• Your task: Please output the records below in full, exactly as given, but without the images.

• Records for the task:
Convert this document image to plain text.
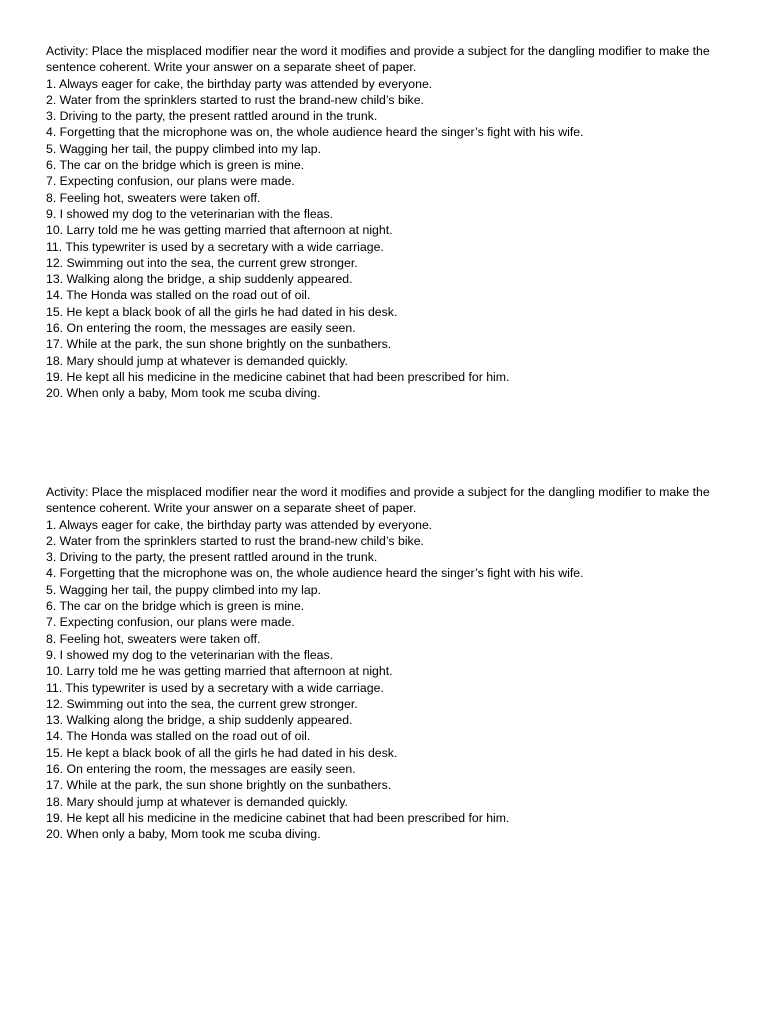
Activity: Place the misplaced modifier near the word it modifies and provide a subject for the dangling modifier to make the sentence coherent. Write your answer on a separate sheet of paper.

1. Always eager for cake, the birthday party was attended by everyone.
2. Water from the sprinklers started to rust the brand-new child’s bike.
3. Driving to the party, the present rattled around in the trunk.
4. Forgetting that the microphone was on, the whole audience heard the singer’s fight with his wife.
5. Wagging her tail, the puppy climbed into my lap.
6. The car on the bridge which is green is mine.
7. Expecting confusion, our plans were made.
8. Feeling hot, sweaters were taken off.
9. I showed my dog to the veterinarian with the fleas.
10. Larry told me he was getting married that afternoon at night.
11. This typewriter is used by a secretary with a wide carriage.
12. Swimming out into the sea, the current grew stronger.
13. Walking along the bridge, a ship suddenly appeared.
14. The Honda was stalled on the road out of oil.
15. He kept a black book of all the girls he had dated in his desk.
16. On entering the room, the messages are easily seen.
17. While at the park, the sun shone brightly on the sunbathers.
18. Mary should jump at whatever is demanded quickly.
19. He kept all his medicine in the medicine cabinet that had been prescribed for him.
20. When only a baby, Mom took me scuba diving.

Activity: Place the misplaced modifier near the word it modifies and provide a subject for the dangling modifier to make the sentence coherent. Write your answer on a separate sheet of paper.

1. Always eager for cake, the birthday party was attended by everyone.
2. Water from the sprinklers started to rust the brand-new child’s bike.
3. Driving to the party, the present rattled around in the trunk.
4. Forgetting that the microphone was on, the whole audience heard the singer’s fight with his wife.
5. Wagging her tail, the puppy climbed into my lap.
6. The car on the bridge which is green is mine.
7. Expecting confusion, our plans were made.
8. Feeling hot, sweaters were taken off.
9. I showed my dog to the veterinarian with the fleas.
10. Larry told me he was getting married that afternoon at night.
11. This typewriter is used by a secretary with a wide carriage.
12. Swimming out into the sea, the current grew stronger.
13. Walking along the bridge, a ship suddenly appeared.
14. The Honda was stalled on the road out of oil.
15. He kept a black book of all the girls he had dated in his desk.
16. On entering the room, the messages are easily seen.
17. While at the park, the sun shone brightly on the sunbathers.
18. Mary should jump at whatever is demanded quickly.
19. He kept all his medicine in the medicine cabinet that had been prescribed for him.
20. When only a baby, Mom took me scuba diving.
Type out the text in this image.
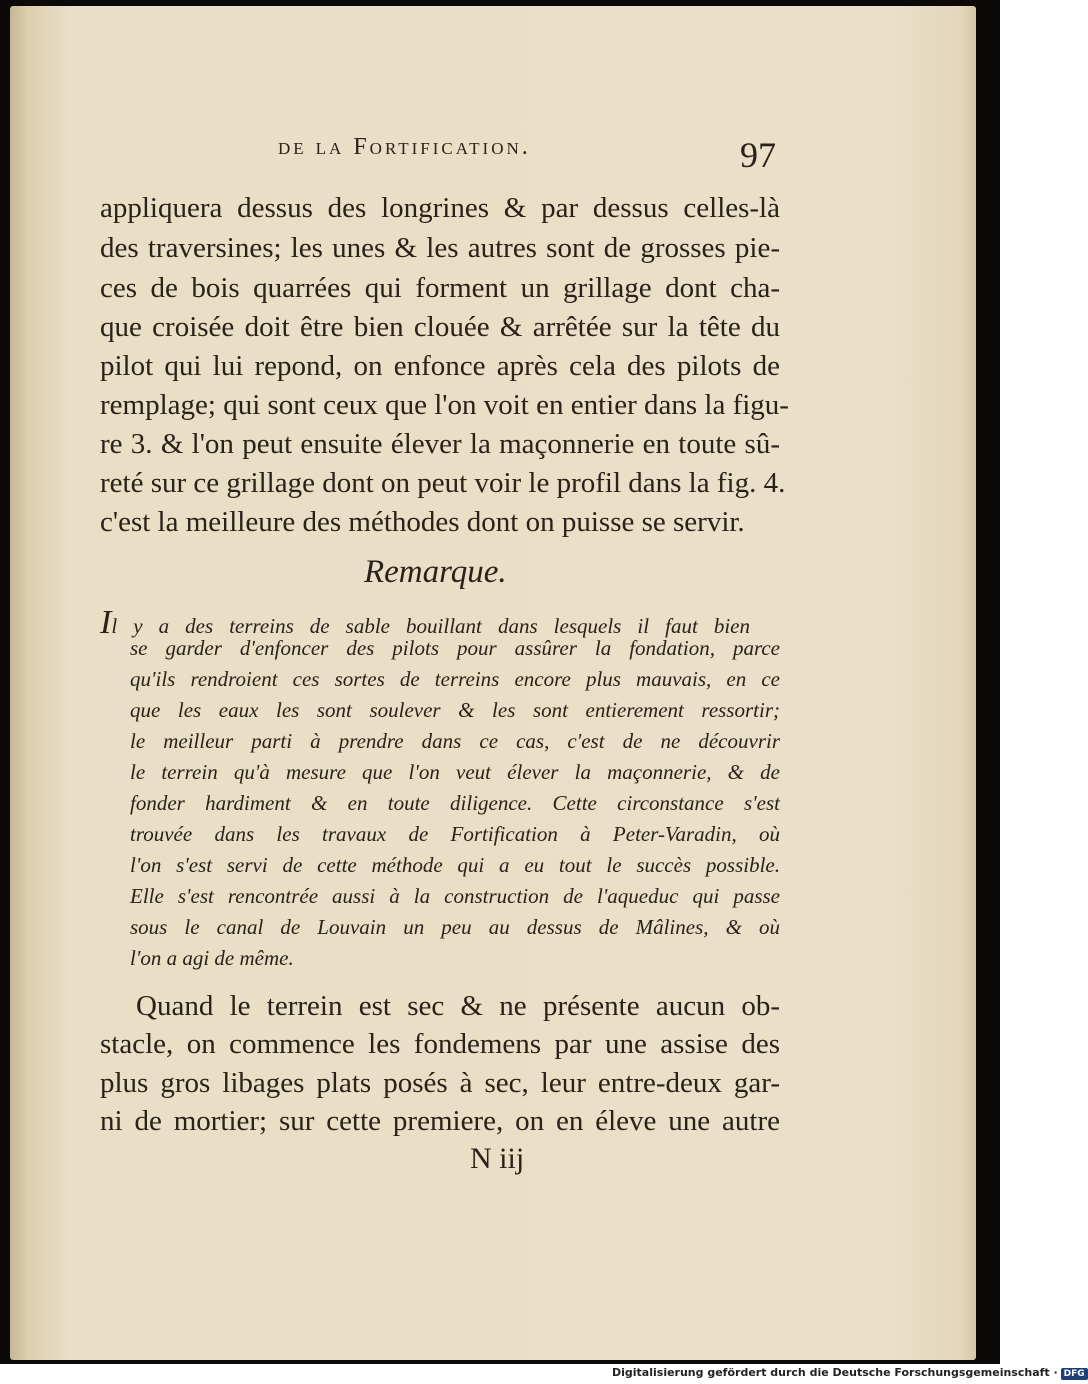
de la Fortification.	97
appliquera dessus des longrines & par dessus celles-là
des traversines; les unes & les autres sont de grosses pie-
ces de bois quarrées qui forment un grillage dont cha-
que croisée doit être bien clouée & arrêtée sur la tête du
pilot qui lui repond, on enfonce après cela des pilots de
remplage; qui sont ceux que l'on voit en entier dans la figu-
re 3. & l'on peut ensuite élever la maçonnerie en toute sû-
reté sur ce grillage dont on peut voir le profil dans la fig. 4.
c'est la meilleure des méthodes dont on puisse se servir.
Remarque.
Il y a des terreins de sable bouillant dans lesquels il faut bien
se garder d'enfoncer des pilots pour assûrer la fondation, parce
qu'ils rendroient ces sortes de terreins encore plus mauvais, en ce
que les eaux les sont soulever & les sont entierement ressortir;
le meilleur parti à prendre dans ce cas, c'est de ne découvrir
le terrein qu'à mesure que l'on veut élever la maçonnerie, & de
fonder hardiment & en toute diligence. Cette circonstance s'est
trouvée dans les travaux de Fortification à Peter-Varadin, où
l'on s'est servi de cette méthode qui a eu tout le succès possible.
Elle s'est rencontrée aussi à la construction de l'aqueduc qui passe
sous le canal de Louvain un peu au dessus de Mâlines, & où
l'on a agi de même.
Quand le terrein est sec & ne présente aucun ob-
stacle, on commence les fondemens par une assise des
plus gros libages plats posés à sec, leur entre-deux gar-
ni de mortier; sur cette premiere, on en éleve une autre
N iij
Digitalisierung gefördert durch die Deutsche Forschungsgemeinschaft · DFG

• Output:
Convert this document image to plain text.
Activity: Place the misplaced modifier near the word it modifies and provide a subject for the dangling modifier to make the sentence coherent. Write your answer on a separate sheet of paper.

1. Always eager for cake, the birthday party was attended by everyone.
2. Water from the sprinklers started to rust the brand-new child’s bike.
3. Driving to the party, the present rattled around in the trunk.
4. Forgetting that the microphone was on, the whole audience heard the singer’s fight with his wife.
5. Wagging her tail, the puppy climbed into my lap.
6. The car on the bridge which is green is mine.
7. Expecting confusion, our plans were made.
8. Feeling hot, sweaters were taken off.
9. I showed my dog to the veterinarian with the fleas.
10. Larry told me he was getting married that afternoon at night.
11. This typewriter is used by a secretary with a wide carriage.
12. Swimming out into the sea, the current grew stronger.
13. Walking along the bridge, a ship suddenly appeared.
14. The Honda was stalled on the road out of oil.
15. He kept a black book of all the girls he had dated in his desk.
16. On entering the room, the messages are easily seen.
17. While at the park, the sun shone brightly on the sunbathers.
18. Mary should jump at whatever is demanded quickly.
19. He kept all his medicine in the medicine cabinet that had been prescribed for him.
20. When only a baby, Mom took me scuba diving.

Activity: Place the misplaced modifier near the word it modifies and provide a subject for the dangling modifier to make the sentence coherent. Write your answer on a separate sheet of paper.

1. Always eager for cake, the birthday party was attended by everyone.
2. Water from the sprinklers started to rust the brand-new child’s bike.
3. Driving to the party, the present rattled around in the trunk.
4. Forgetting that the microphone was on, the whole audience heard the singer’s fight with his wife.
5. Wagging her tail, the puppy climbed into my lap.
6. The car on the bridge which is green is mine.
7. Expecting confusion, our plans were made.
8. Feeling hot, sweaters were taken off.
9. I showed my dog to the veterinarian with the fleas.
10. Larry told me he was getting married that afternoon at night.
11. This typewriter is used by a secretary with a wide carriage.
12. Swimming out into the sea, the current grew stronger.
13. Walking along the bridge, a ship suddenly appeared.
14. The Honda was stalled on the road out of oil.
15. He kept a black book of all the girls he had dated in his desk.
16. On entering the room, the messages are easily seen.
17. While at the park, the sun shone brightly on the sunbathers.
18. Mary should jump at whatever is demanded quickly.
19. He kept all his medicine in the medicine cabinet that had been prescribed for him.
20. When only a baby, Mom took me scuba diving.
Type out the text in this image.
de la Fortification.	97
appliquera dessus des longrines & par dessus celles-là
des traversines; les unes & les autres sont de grosses pie-
ces de bois quarrées qui forment un grillage dont cha-
que croisée doit être bien clouée & arrêtée sur la tête du
pilot qui lui repond, on enfonce après cela des pilots de
remplage; qui sont ceux que l'on voit en entier dans la figu-
re 3. & l'on peut ensuite élever la maçonnerie en toute sû-
reté sur ce grillage dont on peut voir le profil dans la fig. 4.
c'est la meilleure des méthodes dont on puisse se servir.
Remarque.
Il y a des terreins de sable bouillant dans lesquels il faut bien
se garder d'enfoncer des pilots pour assûrer la fondation, parce
qu'ils rendroient ces sortes de terreins encore plus mauvais, en ce
que les eaux les sont soulever & les sont entierement ressortir;
le meilleur parti à prendre dans ce cas, c'est de ne découvrir
le terrein qu'à mesure que l'on veut élever la maçonnerie, & de
fonder hardiment & en toute diligence. Cette circonstance s'est
trouvée dans les travaux de Fortification à Peter-Varadin, où
l'on s'est servi de cette méthode qui a eu tout le succès possible.
Elle s'est rencontrée aussi à la construction de l'aqueduc qui passe
sous le canal de Louvain un peu au dessus de Mâlines, & où
l'on a agi de même.
Quand le terrein est sec & ne présente aucun ob-
stacle, on commence les fondemens par une assise des
plus gros libages plats posés à sec, leur entre-deux gar-
ni de mortier; sur cette premiere, on en éleve une autre
N iij
Digitalisierung gefördert durch die Deutsche Forschungsgemeinschaft · DFG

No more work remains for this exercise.